Your instructions: Could you reproduce, unchanged, the lines from the one containing "polar-grid (331, 85, 670, 421)" through the one containing "axis-label: −30 (401, 393, 427, 407)", including both of those lines?

Supplied entries:

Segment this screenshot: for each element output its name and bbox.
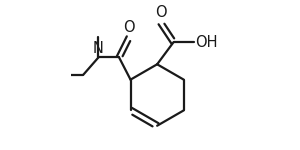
Text: OH: OH: [195, 35, 218, 50]
Text: O: O: [123, 20, 135, 35]
Text: N: N: [93, 41, 104, 56]
Text: O: O: [155, 5, 167, 20]
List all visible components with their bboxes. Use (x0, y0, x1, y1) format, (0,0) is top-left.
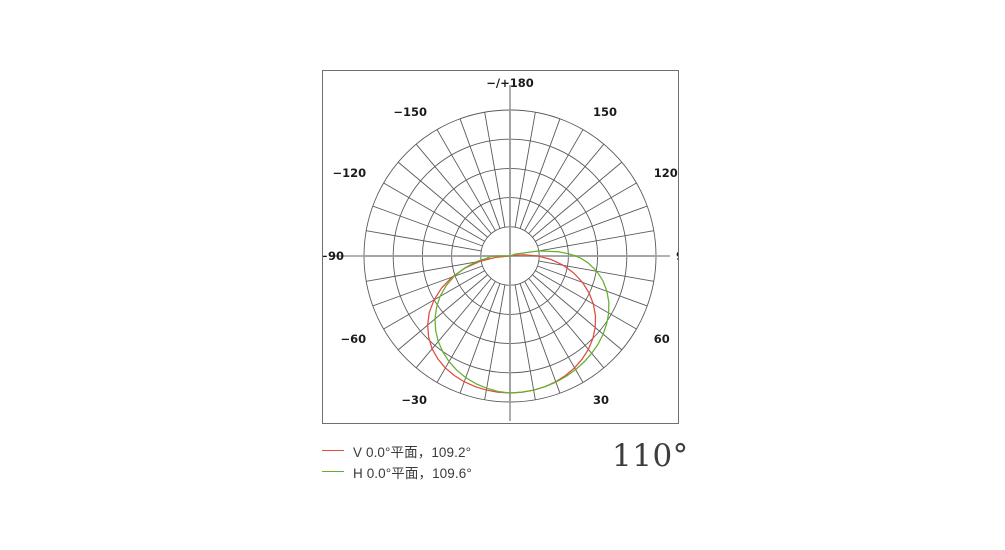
polar-grid (331, 85, 670, 421)
axis-label: −150 (393, 105, 427, 119)
curve-h-plane (434, 250, 610, 394)
axis-label: 0 (506, 422, 514, 423)
chart-frame: 0 30 60 90 120 150 −/+180 −150 −120 −90 −60 −30 (322, 70, 679, 424)
axis-label: −/+180 (486, 76, 533, 90)
axis-label: −30 (401, 393, 427, 407)
legend-color-swatch-v (322, 450, 344, 451)
data-curves (427, 250, 610, 394)
axis-label: 30 (593, 393, 609, 407)
axis-label: 60 (654, 332, 670, 346)
legend-item-h: H 0.0°平面，109.6° (322, 461, 622, 482)
axis-label: 120 (654, 166, 678, 180)
legend-item-v: V 0.0°平面，109.2° (322, 440, 622, 461)
axis-labels: 0 30 60 90 120 150 −/+180 −150 −120 −90 −60 −30 (323, 76, 678, 423)
legend-label-h: H 0.0°平面，109.6° (353, 465, 472, 481)
axis-label: 90 (676, 249, 678, 263)
axis-label: −60 (341, 332, 367, 346)
legend-color-swatch-h (322, 471, 344, 472)
polar-plot: 0 30 60 90 120 150 −/+180 −150 −120 −90 −60 −30 (323, 76, 678, 423)
axis-label: −90 (323, 249, 344, 263)
legend: V 0.0°平面，109.2° H 0.0°平面，109.6° (322, 440, 622, 482)
beam-angle-value: 110° (612, 438, 689, 474)
legend-label-v: V 0.0°平面，109.2° (353, 444, 472, 460)
axis-label: −120 (333, 166, 367, 180)
axis-label: 150 (593, 105, 617, 119)
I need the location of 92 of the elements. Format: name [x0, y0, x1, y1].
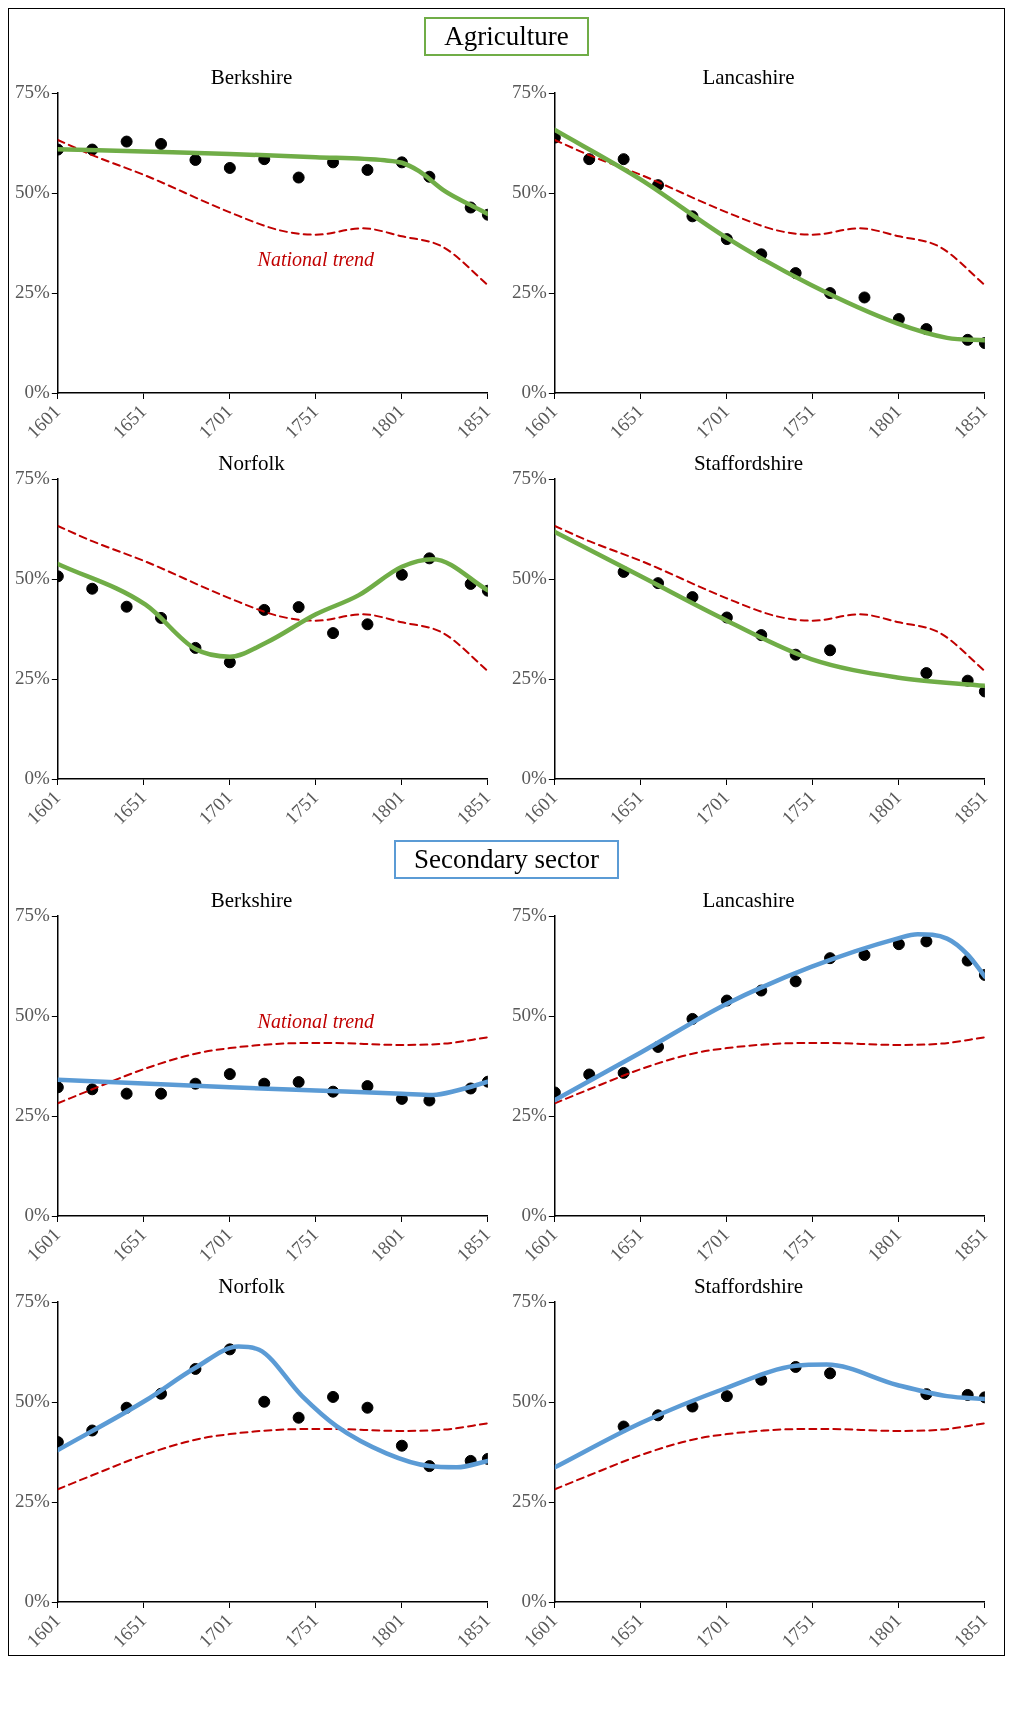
y-tick-label: 75%	[512, 81, 547, 103]
y-tick-label: 50%	[512, 181, 547, 203]
x-tick-label: 1701	[194, 786, 237, 829]
y-tick-label: 75%	[15, 467, 50, 489]
y-tick-label: 50%	[15, 181, 50, 203]
x-tick-label: 1801	[366, 786, 409, 829]
x-tick-label: 1651	[108, 1609, 151, 1652]
x-tick-label: 1651	[108, 400, 151, 443]
y-tick-label: 0%	[24, 1203, 50, 1225]
x-tick-label: 1851	[949, 400, 992, 443]
x-tick-label: 1801	[366, 400, 409, 443]
chart-title: Staffordshire	[693, 1274, 804, 1299]
y-tick-label: 25%	[15, 667, 50, 689]
y-tick-label: 25%	[512, 1490, 547, 1512]
x-tick-label: 1851	[452, 786, 495, 829]
x-tick-label: 1601	[519, 1223, 562, 1266]
x-tick-label: 1851	[452, 400, 495, 443]
y-tick-label: 50%	[512, 1390, 547, 1412]
y-tick-label: 75%	[15, 81, 50, 103]
x-tick-label: 1701	[194, 400, 237, 443]
y-tick-label: 50%	[512, 567, 547, 589]
y-tick-label: 50%	[15, 1390, 50, 1412]
x-tick-label: 1751	[777, 400, 820, 443]
y-tick-label: 0%	[24, 380, 50, 402]
x-tick-label: 1651	[605, 786, 648, 829]
y-tick-label: 25%	[512, 667, 547, 689]
y-tick-label: 25%	[15, 1490, 50, 1512]
y-tick-label: 50%	[512, 1004, 547, 1026]
y-tick-label: 25%	[15, 1104, 50, 1126]
x-tick-label: 1651	[108, 1223, 151, 1266]
y-tick-label: 50%	[15, 1004, 50, 1026]
x-tick-label: 1651	[605, 1609, 648, 1652]
x-tick-label: 1851	[452, 1223, 495, 1266]
x-tick-label: 1801	[863, 1223, 906, 1266]
x-tick-label: 1751	[280, 1223, 323, 1266]
y-tick-label: 50%	[15, 567, 50, 589]
x-tick-label: 1701	[691, 400, 734, 443]
chart-title: Berkshire	[210, 888, 293, 913]
text: Secondary sector	[393, 840, 620, 879]
x-tick-label: 1851	[949, 1223, 992, 1266]
y-tick-label: 75%	[512, 904, 547, 926]
x-tick-label: 1751	[777, 1223, 820, 1266]
y-tick-label: 0%	[24, 1589, 50, 1611]
x-tick-label: 1601	[22, 786, 65, 829]
y-tick-label: 25%	[512, 1104, 547, 1126]
x-tick-label: 1801	[863, 400, 906, 443]
chart-title: Lancashire	[702, 65, 795, 90]
x-tick-label: 1651	[605, 400, 648, 443]
x-tick-label: 1751	[280, 786, 323, 829]
text: Agriculture	[424, 17, 589, 56]
x-tick-label: 1651	[605, 1223, 648, 1266]
x-tick-label: 1701	[691, 1609, 734, 1652]
y-tick-label: 0%	[521, 1589, 547, 1611]
x-tick-label: 1601	[22, 1223, 65, 1266]
y-tick-label: 25%	[512, 281, 547, 303]
x-tick-label: 1801	[863, 786, 906, 829]
x-tick-label: 1701	[194, 1609, 237, 1652]
x-tick-label: 1851	[452, 1609, 495, 1652]
chart-title: Staffordshire	[693, 451, 804, 476]
x-tick-label: 1751	[777, 1609, 820, 1652]
x-tick-label: 1751	[280, 1609, 323, 1652]
y-tick-label: 75%	[15, 1290, 50, 1312]
x-tick-label: 1751	[777, 786, 820, 829]
chart-title: Norfolk	[218, 1274, 286, 1299]
y-tick-label: 0%	[521, 380, 547, 402]
x-tick-label: 1851	[949, 1609, 992, 1652]
annotation: National trend	[256, 247, 376, 270]
x-tick-label: 1601	[22, 1609, 65, 1652]
y-tick-label: 75%	[512, 467, 547, 489]
y-tick-label: 0%	[521, 1203, 547, 1225]
y-tick-label: 0%	[521, 766, 547, 788]
x-tick-label: 1601	[519, 400, 562, 443]
x-tick-label: 1601	[519, 786, 562, 829]
chart-title: Berkshire	[210, 65, 293, 90]
x-tick-label: 1801	[366, 1223, 409, 1266]
x-tick-label: 1651	[108, 786, 151, 829]
x-tick-label: 1801	[863, 1609, 906, 1652]
y-tick-label: 75%	[15, 904, 50, 926]
x-tick-label: 1801	[366, 1609, 409, 1652]
y-tick-label: 0%	[24, 766, 50, 788]
y-tick-label: 25%	[15, 281, 50, 303]
x-tick-label: 1701	[691, 786, 734, 829]
x-tick-label: 1601	[519, 1609, 562, 1652]
y-tick-label: 75%	[512, 1290, 547, 1312]
x-tick-label: 1851	[949, 786, 992, 829]
chart-title: Lancashire	[702, 888, 795, 913]
x-tick-label: 1701	[691, 1223, 734, 1266]
annotation: National trend	[256, 1010, 376, 1033]
chart-title: Norfolk	[218, 451, 286, 476]
x-tick-label: 1701	[194, 1223, 237, 1266]
x-tick-label: 1601	[22, 400, 65, 443]
x-tick-label: 1751	[280, 400, 323, 443]
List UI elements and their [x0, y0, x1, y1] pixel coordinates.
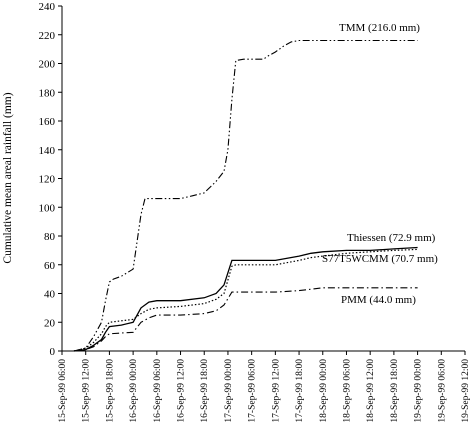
y-tick-label: 180	[39, 87, 56, 99]
x-tick-label: 15-Sep-99 06:00	[58, 359, 68, 423]
x-tick-label: 16-Sep-99 00:00	[129, 359, 139, 423]
x-tick-label: 19-Sep-99 00:00	[414, 359, 424, 423]
series-label-1: Thiessen (72.9 mm)	[347, 232, 436, 244]
x-tick-label: 16-Sep-99 12:00	[177, 359, 187, 423]
y-tick-label: 0	[50, 346, 56, 358]
series-line-2	[73, 248, 418, 352]
x-tick-label: 17-Sep-99 00:00	[224, 359, 234, 423]
y-tick-label: 20	[44, 317, 56, 329]
y-tick-label: 140	[39, 145, 56, 157]
series-label-2: S77T5WCMM (70.7 mm)	[322, 253, 438, 265]
series-label-3: PMM (44.0 mm)	[341, 294, 416, 306]
y-tick-label: 120	[39, 174, 56, 186]
x-tick-label: 16-Sep-99 06:00	[153, 359, 163, 423]
y-tick-label: 200	[39, 59, 56, 71]
x-tick-label: 18-Sep-99 18:00	[390, 359, 400, 423]
series-line-0	[73, 39, 418, 352]
x-tick-label: 15-Sep-99 12:00	[82, 359, 92, 423]
y-tick-label: 160	[39, 116, 56, 128]
x-tick-label: 17-Sep-99 18:00	[295, 359, 305, 423]
x-tick-label: 18-Sep-99 12:00	[366, 359, 376, 423]
x-tick-label: 19-Sep-99 06:00	[437, 359, 447, 423]
y-tick-label: 60	[44, 260, 56, 272]
x-tick-label: 17-Sep-99 06:00	[248, 359, 258, 423]
x-tick-label: 18-Sep-99 06:00	[342, 359, 352, 423]
series-label-0: TMM (216.0 mm)	[339, 22, 420, 34]
series-line-1	[73, 246, 418, 352]
x-tick-label: 19-Sep-99 12:00	[461, 359, 471, 423]
x-tick-label: 16-Sep-99 18:00	[200, 359, 210, 423]
y-tick-label: 240	[39, 1, 56, 13]
x-tick-label: 15-Sep-99 18:00	[105, 359, 115, 423]
y-tick-label: 80	[44, 231, 56, 243]
y-axis-label: Cumulative mean areal rainfall (mm)	[2, 92, 14, 263]
series-line-3	[73, 287, 418, 352]
y-tick-label: 100	[39, 202, 56, 214]
y-tick-label: 220	[39, 30, 56, 42]
x-tick-label: 18-Sep-99 00:00	[319, 359, 329, 423]
y-tick-label: 40	[44, 289, 56, 301]
x-tick-label: 17-Sep-99 12:00	[271, 359, 281, 423]
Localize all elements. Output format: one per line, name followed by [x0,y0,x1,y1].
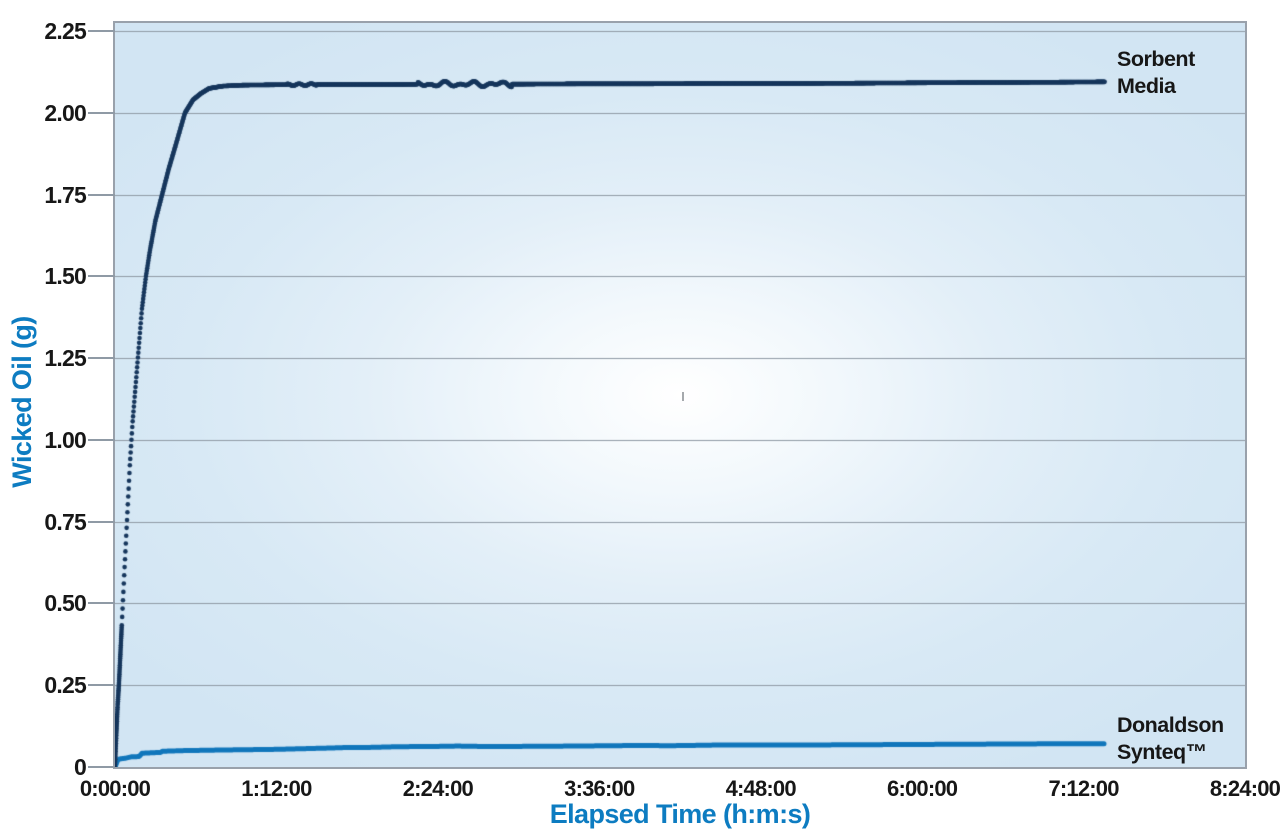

Response for this exercise:
polar-grid (331, 85, 670, 421)
axis-label: −150 (393, 105, 427, 119)
curve-h-plane (434, 250, 610, 394)
axis-label: 0 (506, 422, 514, 423)
chart-frame: 0 30 60 90 120 150 −/+180 −150 −120 −90 −60 −30 (322, 70, 679, 424)
axis-label: −/+180 (486, 76, 533, 90)
axis-label: −30 (401, 393, 427, 407)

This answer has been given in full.